[WORK TO COMPLETE] Repeat the whole of the data, keeping every detail the same.

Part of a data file
-----

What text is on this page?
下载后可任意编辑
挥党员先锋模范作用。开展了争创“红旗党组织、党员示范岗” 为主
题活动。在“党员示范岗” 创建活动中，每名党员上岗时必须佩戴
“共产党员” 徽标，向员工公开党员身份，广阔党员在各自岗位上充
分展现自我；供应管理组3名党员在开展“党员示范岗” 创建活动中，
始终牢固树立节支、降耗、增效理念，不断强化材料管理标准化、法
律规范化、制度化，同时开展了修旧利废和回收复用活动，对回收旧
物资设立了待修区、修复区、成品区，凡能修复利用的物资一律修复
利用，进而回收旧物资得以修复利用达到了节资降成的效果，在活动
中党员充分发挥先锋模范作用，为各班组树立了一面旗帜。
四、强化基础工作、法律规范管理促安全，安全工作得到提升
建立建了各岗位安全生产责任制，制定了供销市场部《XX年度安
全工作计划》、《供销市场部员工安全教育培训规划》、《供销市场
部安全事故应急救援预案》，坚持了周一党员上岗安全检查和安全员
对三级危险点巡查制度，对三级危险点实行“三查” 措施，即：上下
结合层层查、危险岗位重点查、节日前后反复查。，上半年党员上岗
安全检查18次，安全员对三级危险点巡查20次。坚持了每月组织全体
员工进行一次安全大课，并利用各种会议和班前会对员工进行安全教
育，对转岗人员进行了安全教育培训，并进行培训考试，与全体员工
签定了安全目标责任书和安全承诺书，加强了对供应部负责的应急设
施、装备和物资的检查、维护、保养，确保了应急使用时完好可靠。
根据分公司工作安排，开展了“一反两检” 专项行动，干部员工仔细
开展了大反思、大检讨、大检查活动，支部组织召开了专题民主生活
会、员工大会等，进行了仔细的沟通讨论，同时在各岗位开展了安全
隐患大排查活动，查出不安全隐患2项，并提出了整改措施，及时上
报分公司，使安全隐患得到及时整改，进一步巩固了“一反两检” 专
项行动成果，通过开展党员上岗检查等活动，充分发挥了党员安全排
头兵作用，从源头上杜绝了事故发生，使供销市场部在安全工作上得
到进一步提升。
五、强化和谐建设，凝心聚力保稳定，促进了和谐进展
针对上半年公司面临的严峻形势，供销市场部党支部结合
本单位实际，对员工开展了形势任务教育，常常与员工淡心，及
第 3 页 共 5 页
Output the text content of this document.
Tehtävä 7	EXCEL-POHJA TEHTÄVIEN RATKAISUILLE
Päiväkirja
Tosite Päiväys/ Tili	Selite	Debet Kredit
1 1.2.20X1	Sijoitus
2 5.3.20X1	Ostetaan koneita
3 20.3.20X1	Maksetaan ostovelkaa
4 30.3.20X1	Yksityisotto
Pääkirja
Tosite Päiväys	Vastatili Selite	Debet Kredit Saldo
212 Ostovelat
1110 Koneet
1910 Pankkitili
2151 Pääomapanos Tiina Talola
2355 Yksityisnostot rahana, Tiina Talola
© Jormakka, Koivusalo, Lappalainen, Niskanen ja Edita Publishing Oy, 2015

-----

[ANSWER TO THIS EXERCISE]
What text is on this page?
下载后可任意编辑
挥党员先锋模范作用。开展了争创“红旗党组织、党员示范岗” 为主
题活动。在“党员示范岗” 创建活动中，每名党员上岗时必须佩戴
“共产党员” 徽标，向员工公开党员身份，广阔党员在各自岗位上充
分展现自我；供应管理组3名党员在开展“党员示范岗” 创建活动中，
始终牢固树立节支、降耗、增效理念，不断强化材料管理标准化、法
律规范化、制度化，同时开展了修旧利废和回收复用活动，对回收旧
物资设立了待修区、修复区、成品区，凡能修复利用的物资一律修复
利用，进而回收旧物资得以修复利用达到了节资降成的效果，在活动
中党员充分发挥先锋模范作用，为各班组树立了一面旗帜。
四、强化基础工作、法律规范管理促安全，安全工作得到提升
建立建了各岗位安全生产责任制，制定了供销市场部《XX年度安
全工作计划》、《供销市场部员工安全教育培训规划》、《供销市场
部安全事故应急救援预案》，坚持了周一党员上岗安全检查和安全员
对三级危险点巡查制度，对三级危险点实行“三查” 措施，即：上下
结合层层查、危险岗位重点查、节日前后反复查。，上半年党员上岗
安全检查18次，安全员对三级危险点巡查20次。坚持了每月组织全体
员工进行一次安全大课，并利用各种会议和班前会对员工进行安全教
育，对转岗人员进行了安全教育培训，并进行培训考试，与全体员工
签定了安全目标责任书和安全承诺书，加强了对供应部负责的应急设
施、装备和物资的检查、维护、保养，确保了应急使用时完好可靠。
根据分公司工作安排，开展了“一反两检” 专项行动，干部员工仔细
开展了大反思、大检讨、大检查活动，支部组织召开了专题民主生活
会、员工大会等，进行了仔细的沟通讨论，同时在各岗位开展了安全
隐患大排查活动，查出不安全隐患2项，并提出了整改措施，及时上
报分公司，使安全隐患得到及时整改，进一步巩固了“一反两检” 专
项行动成果，通过开展党员上岗检查等活动，充分发挥了党员安全排
头兵作用，从源头上杜绝了事故发生，使供销市场部在安全工作上得
到进一步提升。
五、强化和谐建设，凝心聚力保稳定，促进了和谐进展
针对上半年公司面临的严峻形势，供销市场部党支部结合
本单位实际，对员工开展了形势任务教育，常常与员工淡心，及
第 3 页 共 5 页
Output the text content of this document.
Tehtävä 7	EXCEL-POHJA TEHTÄVIEN RATKAISUILLE
Päiväkirja
Tosite Päiväys/ Tili	Selite	Debet Kredit
1 1.2.20X1	Sijoitus
2 5.3.20X1	Ostetaan koneita
3 20.3.20X1	Maksetaan ostovelkaa
4 30.3.20X1	Yksityisotto
Pääkirja
Tosite Päiväys	Vastatili Selite	Debet Kredit Saldo
212 Ostovelat
1110 Koneet
1910 Pankkitili
2151 Pääomapanos Tiina Talola
2355 Yksityisnostot rahana, Tiina Talola
© Jormakka, Koivusalo, Lappalainen, Niskanen ja Edita Publishing Oy, 2015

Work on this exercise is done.